*Dataset rows about figures*
= = = =
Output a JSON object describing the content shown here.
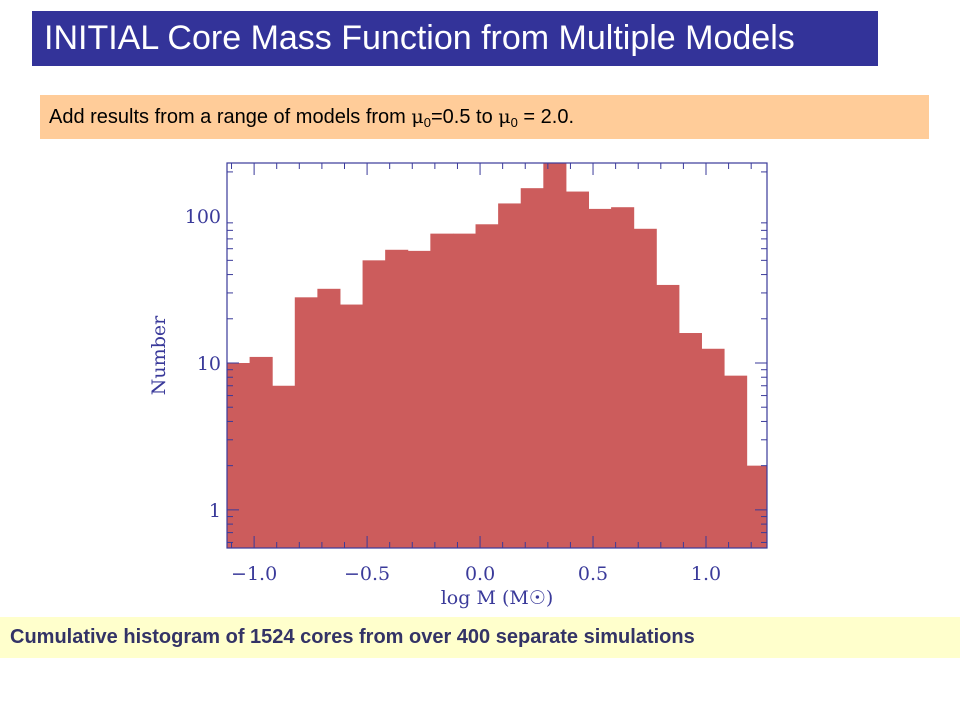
{
  "header": {
    "title": "INITIAL Core Mass Function from Multiple Models"
  },
  "subheader": {
    "text_before": "Add results from a range of models from ",
    "mu_symbol": "μ",
    "subscript": "0",
    "text_middle": "=0.5 to ",
    "text_end": " = 2.0."
  },
  "caption": {
    "text": "Cumulative histogram of 1524 cores from over 400 separate simulations"
  },
  "colors": {
    "title_bg": "#333399",
    "subtitle_bg": "#ffcc99",
    "caption_bg": "#ffffcc",
    "bar_fill": "#cc5c5c",
    "axis": "#3a3a9a"
  },
  "chart_data": {
    "type": "bar",
    "xlabel": "log M (M☉)",
    "ylabel": "Number",
    "yscale": "log",
    "xlim": [
      -1.12,
      1.27
    ],
    "ylim": [
      0.55,
      230
    ],
    "x_ticks": [
      -1.0,
      -0.5,
      0.0,
      0.5,
      1.0
    ],
    "x_tick_labels": [
      "−1.0",
      "−0.5",
      "0.0",
      "0.5",
      "1.0"
    ],
    "y_ticks": [
      1,
      10,
      100
    ],
    "y_tick_labels": [
      "1",
      "10",
      "100"
    ],
    "bin_width": 0.1,
    "bin_edges": [
      -1.12,
      -1.02,
      -0.92,
      -0.82,
      -0.72,
      -0.62,
      -0.52,
      -0.42,
      -0.32,
      -0.22,
      -0.12,
      -0.02,
      0.08,
      0.18,
      0.28,
      0.38,
      0.48,
      0.58,
      0.68,
      0.78,
      0.88,
      0.98,
      1.08,
      1.18,
      1.27
    ],
    "values": [
      10,
      11,
      7,
      28,
      32,
      25,
      50,
      59,
      58,
      76,
      76,
      88,
      122,
      155,
      230,
      147,
      112,
      115,
      82,
      34,
      16,
      12.5,
      8.2,
      2
    ]
  }
}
= = = =
*Set task*
Without the pictures, restate all the entries above exactly.

*Finished task*
Output a JSON object describing the content shown here.
{
  "header": {
    "title": "INITIAL Core Mass Function from Multiple Models"
  },
  "subheader": {
    "text_before": "Add results from a range of models from ",
    "mu_symbol": "μ",
    "subscript": "0",
    "text_middle": "=0.5 to ",
    "text_end": " = 2.0."
  },
  "caption": {
    "text": "Cumulative histogram of 1524 cores from over 400 separate simulations"
  },
  "colors": {
    "title_bg": "#333399",
    "subtitle_bg": "#ffcc99",
    "caption_bg": "#ffffcc",
    "bar_fill": "#cc5c5c",
    "axis": "#3a3a9a"
  },
  "chart_data": {
    "type": "bar",
    "xlabel": "log M (M☉)",
    "ylabel": "Number",
    "yscale": "log",
    "xlim": [
      -1.12,
      1.27
    ],
    "ylim": [
      0.55,
      230
    ],
    "x_ticks": [
      -1.0,
      -0.5,
      0.0,
      0.5,
      1.0
    ],
    "x_tick_labels": [
      "−1.0",
      "−0.5",
      "0.0",
      "0.5",
      "1.0"
    ],
    "y_ticks": [
      1,
      10,
      100
    ],
    "y_tick_labels": [
      "1",
      "10",
      "100"
    ],
    "bin_width": 0.1,
    "bin_edges": [
      -1.12,
      -1.02,
      -0.92,
      -0.82,
      -0.72,
      -0.62,
      -0.52,
      -0.42,
      -0.32,
      -0.22,
      -0.12,
      -0.02,
      0.08,
      0.18,
      0.28,
      0.38,
      0.48,
      0.58,
      0.68,
      0.78,
      0.88,
      0.98,
      1.08,
      1.18,
      1.27
    ],
    "values": [
      10,
      11,
      7,
      28,
      32,
      25,
      50,
      59,
      58,
      76,
      76,
      88,
      122,
      155,
      230,
      147,
      112,
      115,
      82,
      34,
      16,
      12.5,
      8.2,
      2
    ]
  }
}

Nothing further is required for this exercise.